» Source records

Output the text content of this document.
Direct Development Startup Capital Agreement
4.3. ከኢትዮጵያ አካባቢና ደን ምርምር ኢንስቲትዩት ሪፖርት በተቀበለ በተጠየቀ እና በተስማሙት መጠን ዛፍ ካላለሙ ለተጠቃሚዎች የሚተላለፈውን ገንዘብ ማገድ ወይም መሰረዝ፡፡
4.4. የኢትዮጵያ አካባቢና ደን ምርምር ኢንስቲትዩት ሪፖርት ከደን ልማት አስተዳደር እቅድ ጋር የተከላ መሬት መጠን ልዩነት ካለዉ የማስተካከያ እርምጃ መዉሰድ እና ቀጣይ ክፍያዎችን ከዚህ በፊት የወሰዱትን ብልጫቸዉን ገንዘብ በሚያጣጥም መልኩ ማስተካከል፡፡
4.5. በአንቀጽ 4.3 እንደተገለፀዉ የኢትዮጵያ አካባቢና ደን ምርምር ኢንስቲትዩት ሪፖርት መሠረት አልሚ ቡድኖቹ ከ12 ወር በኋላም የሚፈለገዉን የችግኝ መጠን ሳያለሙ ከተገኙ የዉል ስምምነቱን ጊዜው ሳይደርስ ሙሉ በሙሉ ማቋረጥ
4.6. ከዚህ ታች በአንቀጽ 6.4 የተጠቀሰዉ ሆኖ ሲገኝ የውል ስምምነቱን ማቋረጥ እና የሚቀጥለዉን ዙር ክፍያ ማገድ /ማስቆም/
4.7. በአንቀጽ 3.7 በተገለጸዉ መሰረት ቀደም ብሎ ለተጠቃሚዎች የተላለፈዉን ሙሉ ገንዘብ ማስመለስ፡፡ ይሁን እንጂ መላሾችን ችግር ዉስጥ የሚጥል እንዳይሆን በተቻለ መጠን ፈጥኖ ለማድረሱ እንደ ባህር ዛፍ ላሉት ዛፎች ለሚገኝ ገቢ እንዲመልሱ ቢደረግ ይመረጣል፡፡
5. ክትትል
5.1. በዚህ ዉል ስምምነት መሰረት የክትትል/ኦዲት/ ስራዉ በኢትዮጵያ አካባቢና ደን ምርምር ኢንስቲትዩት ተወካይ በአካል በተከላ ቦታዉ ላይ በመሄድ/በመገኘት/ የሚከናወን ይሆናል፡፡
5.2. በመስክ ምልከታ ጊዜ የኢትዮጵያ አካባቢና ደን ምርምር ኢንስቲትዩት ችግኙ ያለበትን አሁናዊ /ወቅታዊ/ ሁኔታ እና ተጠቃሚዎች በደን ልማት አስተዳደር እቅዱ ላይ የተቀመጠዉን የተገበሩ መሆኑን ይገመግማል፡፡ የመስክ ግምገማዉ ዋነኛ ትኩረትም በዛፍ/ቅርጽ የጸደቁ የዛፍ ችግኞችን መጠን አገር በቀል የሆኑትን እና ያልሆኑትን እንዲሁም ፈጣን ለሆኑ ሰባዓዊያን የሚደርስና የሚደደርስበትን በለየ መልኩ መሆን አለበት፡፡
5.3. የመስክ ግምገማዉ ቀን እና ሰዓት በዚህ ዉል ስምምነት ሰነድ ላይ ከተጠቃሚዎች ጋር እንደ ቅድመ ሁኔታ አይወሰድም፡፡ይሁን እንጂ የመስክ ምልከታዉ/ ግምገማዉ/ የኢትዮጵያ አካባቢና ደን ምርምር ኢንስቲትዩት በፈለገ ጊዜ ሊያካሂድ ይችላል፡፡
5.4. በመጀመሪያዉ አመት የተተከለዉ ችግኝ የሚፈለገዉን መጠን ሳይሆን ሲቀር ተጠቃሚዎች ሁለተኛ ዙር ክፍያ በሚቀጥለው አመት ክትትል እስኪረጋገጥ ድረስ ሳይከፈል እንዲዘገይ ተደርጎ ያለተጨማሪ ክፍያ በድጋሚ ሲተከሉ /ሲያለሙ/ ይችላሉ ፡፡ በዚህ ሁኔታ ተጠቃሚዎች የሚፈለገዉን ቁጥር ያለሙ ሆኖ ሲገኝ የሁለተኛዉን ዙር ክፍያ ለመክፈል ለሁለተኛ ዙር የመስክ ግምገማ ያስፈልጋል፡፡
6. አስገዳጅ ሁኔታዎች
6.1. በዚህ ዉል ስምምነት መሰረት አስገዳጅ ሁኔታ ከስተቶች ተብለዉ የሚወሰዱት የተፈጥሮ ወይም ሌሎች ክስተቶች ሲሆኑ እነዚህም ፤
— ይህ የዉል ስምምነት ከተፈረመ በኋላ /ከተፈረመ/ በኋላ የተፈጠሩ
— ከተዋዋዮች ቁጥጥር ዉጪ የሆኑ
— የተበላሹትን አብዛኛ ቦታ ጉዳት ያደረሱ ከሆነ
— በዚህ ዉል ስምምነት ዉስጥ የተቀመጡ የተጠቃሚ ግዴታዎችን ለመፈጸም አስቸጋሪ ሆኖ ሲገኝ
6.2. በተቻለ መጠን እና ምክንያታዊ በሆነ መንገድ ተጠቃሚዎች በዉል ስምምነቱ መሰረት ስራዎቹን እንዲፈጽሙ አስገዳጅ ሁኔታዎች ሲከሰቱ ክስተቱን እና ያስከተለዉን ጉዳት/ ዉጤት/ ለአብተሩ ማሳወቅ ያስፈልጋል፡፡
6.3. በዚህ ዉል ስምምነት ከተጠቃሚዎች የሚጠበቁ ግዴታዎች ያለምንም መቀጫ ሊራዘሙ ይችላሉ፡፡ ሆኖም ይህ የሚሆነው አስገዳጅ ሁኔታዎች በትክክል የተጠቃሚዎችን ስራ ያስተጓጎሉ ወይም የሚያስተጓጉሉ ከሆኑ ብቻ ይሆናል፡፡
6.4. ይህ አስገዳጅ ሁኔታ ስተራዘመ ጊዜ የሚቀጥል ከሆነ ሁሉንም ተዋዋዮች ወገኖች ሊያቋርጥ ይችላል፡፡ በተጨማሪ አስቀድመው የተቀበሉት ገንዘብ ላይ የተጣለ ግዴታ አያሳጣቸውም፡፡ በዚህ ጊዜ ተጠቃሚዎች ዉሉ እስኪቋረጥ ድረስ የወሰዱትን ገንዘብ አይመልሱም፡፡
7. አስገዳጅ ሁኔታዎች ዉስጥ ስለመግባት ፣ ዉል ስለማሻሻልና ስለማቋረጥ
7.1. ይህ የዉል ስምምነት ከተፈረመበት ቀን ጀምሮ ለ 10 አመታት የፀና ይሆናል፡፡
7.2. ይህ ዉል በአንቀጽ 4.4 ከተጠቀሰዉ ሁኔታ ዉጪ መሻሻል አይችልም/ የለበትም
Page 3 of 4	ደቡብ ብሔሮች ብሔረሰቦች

» Given request
From the material above, count the lines that include "ስምምነቱን" and give only the total.

» Worked solution
2